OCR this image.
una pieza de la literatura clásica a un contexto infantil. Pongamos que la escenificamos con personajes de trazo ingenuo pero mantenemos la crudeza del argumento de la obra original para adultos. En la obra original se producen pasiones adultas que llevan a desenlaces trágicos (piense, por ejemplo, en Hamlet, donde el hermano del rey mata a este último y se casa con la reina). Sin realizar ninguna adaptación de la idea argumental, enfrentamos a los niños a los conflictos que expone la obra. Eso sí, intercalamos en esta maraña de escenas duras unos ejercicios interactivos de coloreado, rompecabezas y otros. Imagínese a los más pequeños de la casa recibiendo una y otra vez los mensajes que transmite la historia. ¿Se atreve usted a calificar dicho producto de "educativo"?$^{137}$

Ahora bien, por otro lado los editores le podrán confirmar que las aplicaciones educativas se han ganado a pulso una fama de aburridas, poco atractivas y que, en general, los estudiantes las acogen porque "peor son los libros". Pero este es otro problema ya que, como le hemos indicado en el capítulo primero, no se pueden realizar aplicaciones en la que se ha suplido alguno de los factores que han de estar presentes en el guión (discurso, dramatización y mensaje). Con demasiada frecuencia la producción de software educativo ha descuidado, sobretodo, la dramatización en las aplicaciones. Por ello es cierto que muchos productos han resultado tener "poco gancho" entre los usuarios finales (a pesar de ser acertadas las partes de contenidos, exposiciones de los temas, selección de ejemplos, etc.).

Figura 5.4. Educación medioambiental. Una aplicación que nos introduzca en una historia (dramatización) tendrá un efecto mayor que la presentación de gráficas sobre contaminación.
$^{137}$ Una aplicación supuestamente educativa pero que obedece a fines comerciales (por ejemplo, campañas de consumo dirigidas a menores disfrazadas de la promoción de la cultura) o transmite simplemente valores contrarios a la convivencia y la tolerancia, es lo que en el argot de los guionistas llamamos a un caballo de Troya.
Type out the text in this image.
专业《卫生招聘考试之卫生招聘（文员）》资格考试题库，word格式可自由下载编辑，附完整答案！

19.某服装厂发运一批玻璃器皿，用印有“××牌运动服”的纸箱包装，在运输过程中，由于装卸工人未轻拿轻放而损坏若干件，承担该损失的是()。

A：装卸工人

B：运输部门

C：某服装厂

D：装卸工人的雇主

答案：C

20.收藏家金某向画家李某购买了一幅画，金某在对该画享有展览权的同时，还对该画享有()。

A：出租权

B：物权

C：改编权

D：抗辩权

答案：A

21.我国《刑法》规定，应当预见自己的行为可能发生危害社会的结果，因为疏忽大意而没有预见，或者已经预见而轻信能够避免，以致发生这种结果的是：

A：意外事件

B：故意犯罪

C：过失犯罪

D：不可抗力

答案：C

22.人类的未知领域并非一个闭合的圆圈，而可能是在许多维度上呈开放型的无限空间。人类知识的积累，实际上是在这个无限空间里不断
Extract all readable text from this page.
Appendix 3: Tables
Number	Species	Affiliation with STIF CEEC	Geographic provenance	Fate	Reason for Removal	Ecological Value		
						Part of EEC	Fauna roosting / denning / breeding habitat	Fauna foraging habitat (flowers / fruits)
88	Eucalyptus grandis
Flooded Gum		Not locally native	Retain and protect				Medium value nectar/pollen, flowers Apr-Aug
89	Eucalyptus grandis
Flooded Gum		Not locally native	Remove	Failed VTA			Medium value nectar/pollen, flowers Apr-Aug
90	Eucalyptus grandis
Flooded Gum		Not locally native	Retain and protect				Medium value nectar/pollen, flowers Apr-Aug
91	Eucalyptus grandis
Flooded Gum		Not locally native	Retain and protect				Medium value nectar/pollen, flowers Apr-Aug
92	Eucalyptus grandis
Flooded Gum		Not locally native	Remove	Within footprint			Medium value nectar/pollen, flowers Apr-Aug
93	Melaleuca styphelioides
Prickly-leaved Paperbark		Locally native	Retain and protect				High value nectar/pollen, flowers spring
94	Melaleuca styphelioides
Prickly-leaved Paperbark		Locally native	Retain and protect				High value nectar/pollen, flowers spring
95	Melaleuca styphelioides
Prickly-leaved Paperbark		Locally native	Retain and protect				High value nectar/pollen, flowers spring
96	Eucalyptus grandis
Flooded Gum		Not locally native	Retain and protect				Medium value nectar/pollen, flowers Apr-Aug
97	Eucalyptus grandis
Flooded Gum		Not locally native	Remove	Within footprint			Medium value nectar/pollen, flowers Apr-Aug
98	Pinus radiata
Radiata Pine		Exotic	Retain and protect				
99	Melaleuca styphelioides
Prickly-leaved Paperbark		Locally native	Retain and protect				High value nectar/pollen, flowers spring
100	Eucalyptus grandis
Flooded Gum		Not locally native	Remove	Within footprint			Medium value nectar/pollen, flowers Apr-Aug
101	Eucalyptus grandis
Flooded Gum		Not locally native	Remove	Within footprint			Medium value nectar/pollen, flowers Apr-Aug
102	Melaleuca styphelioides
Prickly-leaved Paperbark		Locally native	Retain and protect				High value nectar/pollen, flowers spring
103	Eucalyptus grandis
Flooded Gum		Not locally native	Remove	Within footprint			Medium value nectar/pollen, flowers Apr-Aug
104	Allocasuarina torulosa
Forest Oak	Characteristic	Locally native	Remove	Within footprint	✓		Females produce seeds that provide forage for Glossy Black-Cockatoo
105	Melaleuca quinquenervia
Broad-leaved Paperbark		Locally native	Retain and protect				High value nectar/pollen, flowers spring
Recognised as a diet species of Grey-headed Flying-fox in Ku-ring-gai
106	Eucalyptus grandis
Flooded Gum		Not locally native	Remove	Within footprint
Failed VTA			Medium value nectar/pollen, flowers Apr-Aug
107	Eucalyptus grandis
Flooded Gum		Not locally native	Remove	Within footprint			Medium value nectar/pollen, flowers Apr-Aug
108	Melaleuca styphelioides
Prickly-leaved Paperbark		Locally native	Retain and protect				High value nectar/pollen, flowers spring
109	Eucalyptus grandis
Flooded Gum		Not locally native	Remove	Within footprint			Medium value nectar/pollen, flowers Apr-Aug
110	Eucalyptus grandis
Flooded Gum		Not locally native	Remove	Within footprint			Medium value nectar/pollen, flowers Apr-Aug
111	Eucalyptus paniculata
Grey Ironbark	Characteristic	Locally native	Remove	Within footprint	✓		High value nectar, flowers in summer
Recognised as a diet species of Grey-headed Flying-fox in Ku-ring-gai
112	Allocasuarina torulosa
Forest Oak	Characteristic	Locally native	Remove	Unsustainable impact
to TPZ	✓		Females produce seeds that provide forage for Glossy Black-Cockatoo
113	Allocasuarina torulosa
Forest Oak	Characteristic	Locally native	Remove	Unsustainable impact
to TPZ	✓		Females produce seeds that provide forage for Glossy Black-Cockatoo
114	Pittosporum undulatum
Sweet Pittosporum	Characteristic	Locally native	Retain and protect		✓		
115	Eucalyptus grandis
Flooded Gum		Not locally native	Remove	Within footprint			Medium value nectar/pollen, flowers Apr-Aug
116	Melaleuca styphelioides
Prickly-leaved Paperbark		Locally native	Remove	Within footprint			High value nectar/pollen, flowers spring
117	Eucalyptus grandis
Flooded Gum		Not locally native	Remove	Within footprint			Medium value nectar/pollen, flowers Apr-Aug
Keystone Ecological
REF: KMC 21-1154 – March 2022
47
· · · ·
→ What to produce:
Write out each line of the data above again, exactly as given.

→ Exercise answer:
OCR this image.
una pieza de la literatura clásica a un contexto infantil. Pongamos que la escenificamos con personajes de trazo ingenuo pero mantenemos la crudeza del argumento de la obra original para adultos. En la obra original se producen pasiones adultas que llevan a desenlaces trágicos (piense, por ejemplo, en Hamlet, donde el hermano del rey mata a este último y se casa con la reina). Sin realizar ninguna adaptación de la idea argumental, enfrentamos a los niños a los conflictos que expone la obra. Eso sí, intercalamos en esta maraña de escenas duras unos ejercicios interactivos de coloreado, rompecabezas y otros. Imagínese a los más pequeños de la casa recibiendo una y otra vez los mensajes que transmite la historia. ¿Se atreve usted a calificar dicho producto de "educativo"?$^{137}$

Ahora bien, por otro lado los editores le podrán confirmar que las aplicaciones educativas se han ganado a pulso una fama de aburridas, poco atractivas y que, en general, los estudiantes las acogen porque "peor son los libros". Pero este es otro problema ya que, como le hemos indicado en el capítulo primero, no se pueden realizar aplicaciones en la que se ha suplido alguno de los factores que han de estar presentes en el guión (discurso, dramatización y mensaje). Con demasiada frecuencia la producción de software educativo ha descuidado, sobretodo, la dramatización en las aplicaciones. Por ello es cierto que muchos productos han resultado tener "poco gancho" entre los usuarios finales (a pesar de ser acertadas las partes de contenidos, exposiciones de los temas, selección de ejemplos, etc.).

Figura 5.4. Educación medioambiental. Una aplicación que nos introduzca en una historia (dramatización) tendrá un efecto mayor que la presentación de gráficas sobre contaminación.
$^{137}$ Una aplicación supuestamente educativa pero que obedece a fines comerciales (por ejemplo, campañas de consumo dirigidas a menores disfrazadas de la promoción de la cultura) o transmite simplemente valores contrarios a la convivencia y la tolerancia, es lo que en el argot de los guionistas llamamos a un caballo de Troya.
Type out the text in this image.
专业《卫生招聘考试之卫生招聘（文员）》资格考试题库，word格式可自由下载编辑，附完整答案！

19.某服装厂发运一批玻璃器皿，用印有“××牌运动服”的纸箱包装，在运输过程中，由于装卸工人未轻拿轻放而损坏若干件，承担该损失的是()。

A：装卸工人

B：运输部门

C：某服装厂

D：装卸工人的雇主

答案：C

20.收藏家金某向画家李某购买了一幅画，金某在对该画享有展览权的同时，还对该画享有()。

A：出租权

B：物权

C：改编权

D：抗辩权

答案：A

21.我国《刑法》规定，应当预见自己的行为可能发生危害社会的结果，因为疏忽大意而没有预见，或者已经预见而轻信能够避免，以致发生这种结果的是：

A：意外事件

B：故意犯罪

C：过失犯罪

D：不可抗力

答案：C

22.人类的未知领域并非一个闭合的圆圈，而可能是在许多维度上呈开放型的无限空间。人类知识的积累，实际上是在这个无限空间里不断
Extract all readable text from this page.
Appendix 3: Tables
Number	Species	Affiliation with STIF CEEC	Geographic provenance	Fate	Reason for Removal	Ecological Value		
						Part of EEC	Fauna roosting / denning / breeding habitat	Fauna foraging habitat (flowers / fruits)
88	Eucalyptus grandis
Flooded Gum		Not locally native	Retain and protect				Medium value nectar/pollen, flowers Apr-Aug
89	Eucalyptus grandis
Flooded Gum		Not locally native	Remove	Failed VTA			Medium value nectar/pollen, flowers Apr-Aug
90	Eucalyptus grandis
Flooded Gum		Not locally native	Retain and protect				Medium value nectar/pollen, flowers Apr-Aug
91	Eucalyptus grandis
Flooded Gum		Not locally native	Retain and protect				Medium value nectar/pollen, flowers Apr-Aug
92	Eucalyptus grandis
Flooded Gum		Not locally native	Remove	Within footprint			Medium value nectar/pollen, flowers Apr-Aug
93	Melaleuca styphelioides
Prickly-leaved Paperbark		Locally native	Retain and protect				High value nectar/pollen, flowers spring
94	Melaleuca styphelioides
Prickly-leaved Paperbark		Locally native	Retain and protect				High value nectar/pollen, flowers spring
95	Melaleuca styphelioides
Prickly-leaved Paperbark		Locally native	Retain and protect				High value nectar/pollen, flowers spring
96	Eucalyptus grandis
Flooded Gum		Not locally native	Retain and protect				Medium value nectar/pollen, flowers Apr-Aug
97	Eucalyptus grandis
Flooded Gum		Not locally native	Remove	Within footprint			Medium value nectar/pollen, flowers Apr-Aug
98	Pinus radiata
Radiata Pine		Exotic	Retain and protect				
99	Melaleuca styphelioides
Prickly-leaved Paperbark		Locally native	Retain and protect				High value nectar/pollen, flowers spring
100	Eucalyptus grandis
Flooded Gum		Not locally native	Remove	Within footprint			Medium value nectar/pollen, flowers Apr-Aug
101	Eucalyptus grandis
Flooded Gum		Not locally native	Remove	Within footprint			Medium value nectar/pollen, flowers Apr-Aug
102	Melaleuca styphelioides
Prickly-leaved Paperbark		Locally native	Retain and protect				High value nectar/pollen, flowers spring
103	Eucalyptus grandis
Flooded Gum		Not locally native	Remove	Within footprint			Medium value nectar/pollen, flowers Apr-Aug
104	Allocasuarina torulosa
Forest Oak	Characteristic	Locally native	Remove	Within footprint	✓		Females produce seeds that provide forage for Glossy Black-Cockatoo
105	Melaleuca quinquenervia
Broad-leaved Paperbark		Locally native	Retain and protect				High value nectar/pollen, flowers spring
Recognised as a diet species of Grey-headed Flying-fox in Ku-ring-gai
106	Eucalyptus grandis
Flooded Gum		Not locally native	Remove	Within footprint
Failed VTA			Medium value nectar/pollen, flowers Apr-Aug
107	Eucalyptus grandis
Flooded Gum		Not locally native	Remove	Within footprint			Medium value nectar/pollen, flowers Apr-Aug
108	Melaleuca styphelioides
Prickly-leaved Paperbark		Locally native	Retain and protect				High value nectar/pollen, flowers spring
109	Eucalyptus grandis
Flooded Gum		Not locally native	Remove	Within footprint			Medium value nectar/pollen, flowers Apr-Aug
110	Eucalyptus grandis
Flooded Gum		Not locally native	Remove	Within footprint			Medium value nectar/pollen, flowers Apr-Aug
111	Eucalyptus paniculata
Grey Ironbark	Characteristic	Locally native	Remove	Within footprint	✓		High value nectar, flowers in summer
Recognised as a diet species of Grey-headed Flying-fox in Ku-ring-gai
112	Allocasuarina torulosa
Forest Oak	Characteristic	Locally native	Remove	Unsustainable impact
to TPZ	✓		Females produce seeds that provide forage for Glossy Black-Cockatoo
113	Allocasuarina torulosa
Forest Oak	Characteristic	Locally native	Remove	Unsustainable impact
to TPZ	✓		Females produce seeds that provide forage for Glossy Black-Cockatoo
114	Pittosporum undulatum
Sweet Pittosporum	Characteristic	Locally native	Retain and protect		✓		
115	Eucalyptus grandis
Flooded Gum		Not locally native	Remove	Within footprint			Medium value nectar/pollen, flowers Apr-Aug
116	Melaleuca styphelioides
Prickly-leaved Paperbark		Locally native	Remove	Within footprint			High value nectar/pollen, flowers spring
117	Eucalyptus grandis
Flooded Gum		Not locally native	Remove	Within footprint			Medium value nectar/pollen, flowers Apr-Aug
Keystone Ecological
REF: KMC 21-1154 – March 2022
47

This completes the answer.